====== DATA TO USE
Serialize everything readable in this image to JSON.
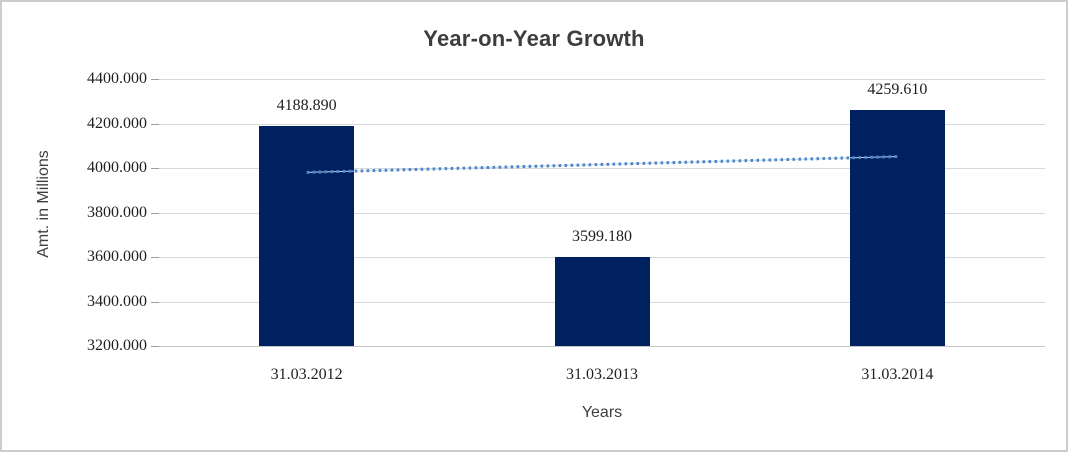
{
  "window": {
    "background": "#ffffff",
    "border_color": "#cdcdcd"
  },
  "chart_data": {
    "type": "bar",
    "title": "Year-on-Year Growth",
    "xlabel": "Years",
    "ylabel": "Amt. in Millions",
    "categories": [
      "31.03.2012",
      "31.03.2013",
      "31.03.2014"
    ],
    "values": [
      4188.89,
      3599.18,
      4259.61
    ],
    "value_labels": [
      "4188.890",
      "3599.180",
      "4259.610"
    ],
    "ylim": [
      3200,
      4400
    ],
    "ytick_step": 200,
    "ytick_labels": [
      "3200.000",
      "3400.000",
      "3600.000",
      "3800.000",
      "4000.000",
      "4200.000",
      "4400.000"
    ],
    "grid": true,
    "legend": "none",
    "bar_color": "#002060",
    "gridline_color": "#d9d9d9",
    "trendline": {
      "type": "linear",
      "style": "dotted",
      "color": "#4e87c5",
      "faint_line_color": "#c9d7ea",
      "start_value": 3980.5,
      "end_value": 4051.3
    }
  }
}
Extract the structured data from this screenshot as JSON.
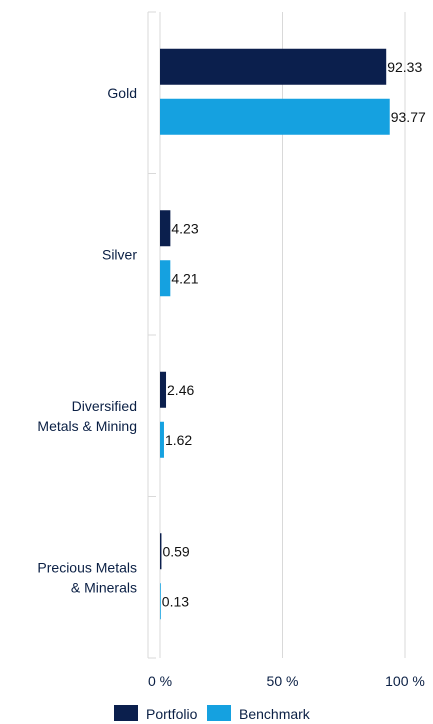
{
  "chart_data": {
    "type": "bar",
    "orientation": "horizontal",
    "categories": [
      "Gold",
      "Silver",
      "Diversified Metals & Mining",
      "Precious Metals & Minerals"
    ],
    "category_lines": [
      [
        "Gold"
      ],
      [
        "Silver"
      ],
      [
        "Diversified",
        "Metals & Mining"
      ],
      [
        "Precious Metals",
        "& Minerals"
      ]
    ],
    "series": [
      {
        "name": "Portfolio",
        "color": "#0b1f4d",
        "values": [
          92.33,
          4.23,
          2.46,
          0.59
        ],
        "labels": [
          "92.33",
          "4.23",
          "2.46",
          "0.59"
        ]
      },
      {
        "name": "Benchmark",
        "color": "#15a1e0",
        "values": [
          93.77,
          4.21,
          1.62,
          0.13
        ],
        "labels": [
          "93.77",
          "4.21",
          "1.62",
          "0.13"
        ]
      }
    ],
    "xlim": [
      0,
      100
    ],
    "xticks": [
      0,
      50,
      100
    ],
    "xtick_labels": [
      "0 %",
      "50 %",
      "100 %"
    ],
    "grid": true,
    "legend_position": "bottom"
  }
}
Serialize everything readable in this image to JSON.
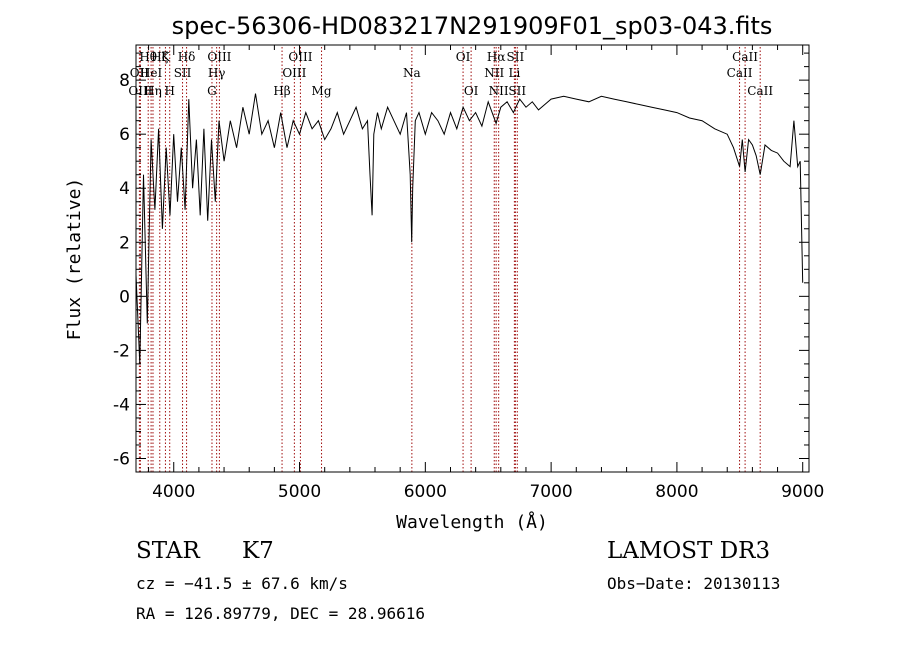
{
  "chart_data": {
    "type": "line",
    "title": "spec-56306-HD083217N291909F01_sp03-043.fits",
    "xlabel": "Wavelength (Å)",
    "ylabel": "Flux (relative)",
    "xlim": [
      3700,
      9050
    ],
    "ylim": [
      -6.5,
      9.3
    ],
    "x_ticks": [
      4000,
      5000,
      6000,
      7000,
      8000,
      9000
    ],
    "y_ticks": [
      -6,
      -4,
      -2,
      0,
      2,
      4,
      6,
      8
    ],
    "grid": false,
    "series": [
      {
        "x": [
          3700,
          3730,
          3760,
          3790,
          3820,
          3850,
          3880,
          3910,
          3940,
          3970,
          4000,
          4030,
          4060,
          4090,
          4120,
          4150,
          4180,
          4210,
          4240,
          4270,
          4300,
          4330,
          4360,
          4400,
          4450,
          4500,
          4550,
          4600,
          4650,
          4700,
          4750,
          4800,
          4850,
          4900,
          4950,
          5000,
          5050,
          5100,
          5150,
          5200,
          5250,
          5300,
          5350,
          5400,
          5450,
          5500,
          5540,
          5560,
          5577,
          5590,
          5620,
          5650,
          5700,
          5750,
          5800,
          5850,
          5880,
          5892,
          5900,
          5920,
          5950,
          6000,
          6050,
          6100,
          6150,
          6200,
          6250,
          6300,
          6350,
          6400,
          6450,
          6500,
          6563,
          6600,
          6650,
          6700,
          6750,
          6800,
          6850,
          6900,
          6950,
          7000,
          7100,
          7200,
          7300,
          7400,
          7500,
          7600,
          7700,
          7800,
          7900,
          8000,
          8100,
          8200,
          8300,
          8400,
          8450,
          8498,
          8520,
          8542,
          8570,
          8600,
          8630,
          8662,
          8700,
          8750,
          8800,
          8850,
          8900,
          8930,
          8960,
          8980,
          9000
        ],
        "y": [
          0.8,
          -2.5,
          4.5,
          -1.0,
          5.8,
          3.2,
          6.2,
          2.5,
          5.5,
          3.0,
          6.0,
          3.5,
          5.5,
          3.2,
          7.3,
          4.0,
          5.8,
          3.0,
          6.2,
          2.8,
          5.8,
          3.5,
          6.5,
          5.0,
          6.5,
          5.5,
          7.0,
          6.0,
          7.5,
          6.0,
          6.5,
          5.5,
          6.8,
          5.5,
          6.5,
          6.0,
          6.8,
          6.2,
          6.5,
          5.8,
          6.2,
          6.8,
          6.0,
          6.5,
          7.0,
          6.2,
          6.5,
          4.5,
          3.0,
          6.0,
          6.8,
          6.2,
          7.0,
          6.5,
          6.0,
          6.8,
          4.5,
          2.0,
          4.0,
          6.5,
          6.8,
          6.0,
          6.8,
          6.5,
          6.0,
          6.8,
          6.2,
          7.0,
          6.5,
          6.8,
          6.3,
          7.2,
          6.4,
          7.0,
          7.2,
          6.8,
          7.3,
          7.0,
          7.2,
          6.9,
          7.1,
          7.3,
          7.4,
          7.3,
          7.2,
          7.4,
          7.3,
          7.2,
          7.1,
          7.0,
          6.9,
          6.8,
          6.6,
          6.5,
          6.2,
          6.0,
          5.5,
          4.8,
          5.8,
          4.6,
          5.8,
          5.6,
          5.2,
          4.5,
          5.6,
          5.4,
          5.3,
          5.0,
          4.8,
          6.5,
          4.8,
          5.0,
          0.5
        ]
      }
    ],
    "spectral_lines": [
      {
        "label": "Hθ",
        "wl": 3797,
        "row": 0
      },
      {
        "label": "OII",
        "wl": 3727,
        "row": 1
      },
      {
        "label": "OIII",
        "wl": 3735,
        "row": 2
      },
      {
        "label": "Hζ",
        "wl": 3889,
        "row": 0
      },
      {
        "label": "HeI",
        "wl": 3820,
        "row": 1
      },
      {
        "label": "Hη",
        "wl": 3835,
        "row": 2
      },
      {
        "label": "K",
        "wl": 3934,
        "row": 0
      },
      {
        "label": "SII",
        "wl": 4070,
        "row": 1
      },
      {
        "label": "H",
        "wl": 3968,
        "row": 2
      },
      {
        "label": "Hδ",
        "wl": 4102,
        "row": 0
      },
      {
        "label": "OIII",
        "wl": 4363,
        "row": 0
      },
      {
        "label": "Hγ",
        "wl": 4341,
        "row": 1
      },
      {
        "label": "G",
        "wl": 4304,
        "row": 2
      },
      {
        "label": "Hβ",
        "wl": 4861,
        "row": 2
      },
      {
        "label": "OIII",
        "wl": 5007,
        "row": 0
      },
      {
        "label": "OIII",
        "wl": 4959,
        "row": 1
      },
      {
        "label": "Mg",
        "wl": 5175,
        "row": 2
      },
      {
        "label": "Na",
        "wl": 5893,
        "row": 1
      },
      {
        "label": "OI",
        "wl": 6300,
        "row": 0
      },
      {
        "label": "OI",
        "wl": 6364,
        "row": 2
      },
      {
        "label": "Hα",
        "wl": 6563,
        "row": 0
      },
      {
        "label": "NII",
        "wl": 6548,
        "row": 1
      },
      {
        "label": "NII",
        "wl": 6583,
        "row": 2
      },
      {
        "label": "SII",
        "wl": 6716,
        "row": 0
      },
      {
        "label": "Li",
        "wl": 6708,
        "row": 1
      },
      {
        "label": "SII",
        "wl": 6731,
        "row": 2
      },
      {
        "label": "CaII",
        "wl": 8542,
        "row": 0
      },
      {
        "label": "CaII",
        "wl": 8498,
        "row": 1
      },
      {
        "label": "CaII",
        "wl": 8662,
        "row": 2
      }
    ]
  },
  "info": {
    "object_class": "STAR",
    "subclass": "K7",
    "survey": "LAMOST DR3",
    "cz": "cz = −41.5 ± 67.6 km/s",
    "obs_date": "Obs−Date: 20130113",
    "coords": "RA = 126.89779, DEC =  28.96616"
  },
  "colors": {
    "line_markers": "#a01010",
    "spectrum": "#000000"
  }
}
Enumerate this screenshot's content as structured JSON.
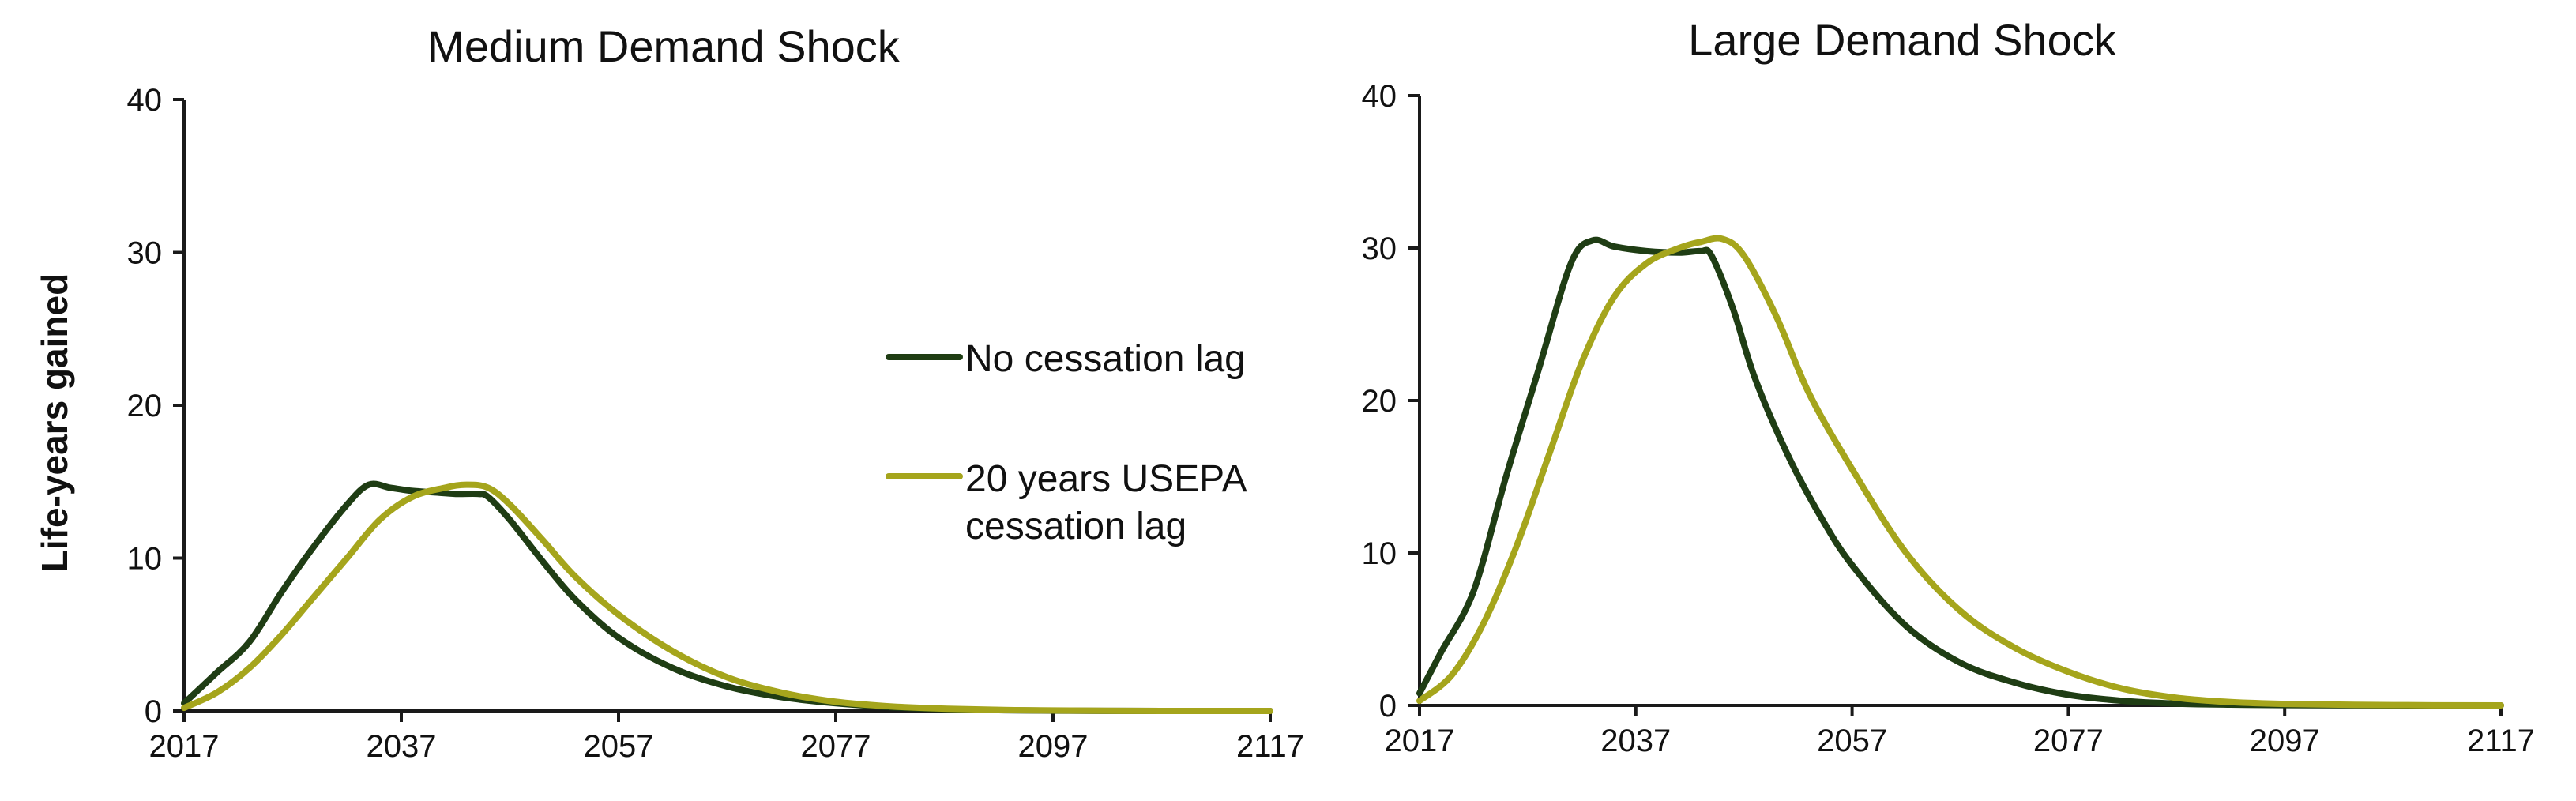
============
:: WHAT YOU HAVE TO DO ::
All lines above with "title" in them should be returned.

:: TASK RESPONSE ::
    "title": "Year-on-Year Growth",
    "title": "spec-56306-HD083217N291909F01_sp03-043.fits",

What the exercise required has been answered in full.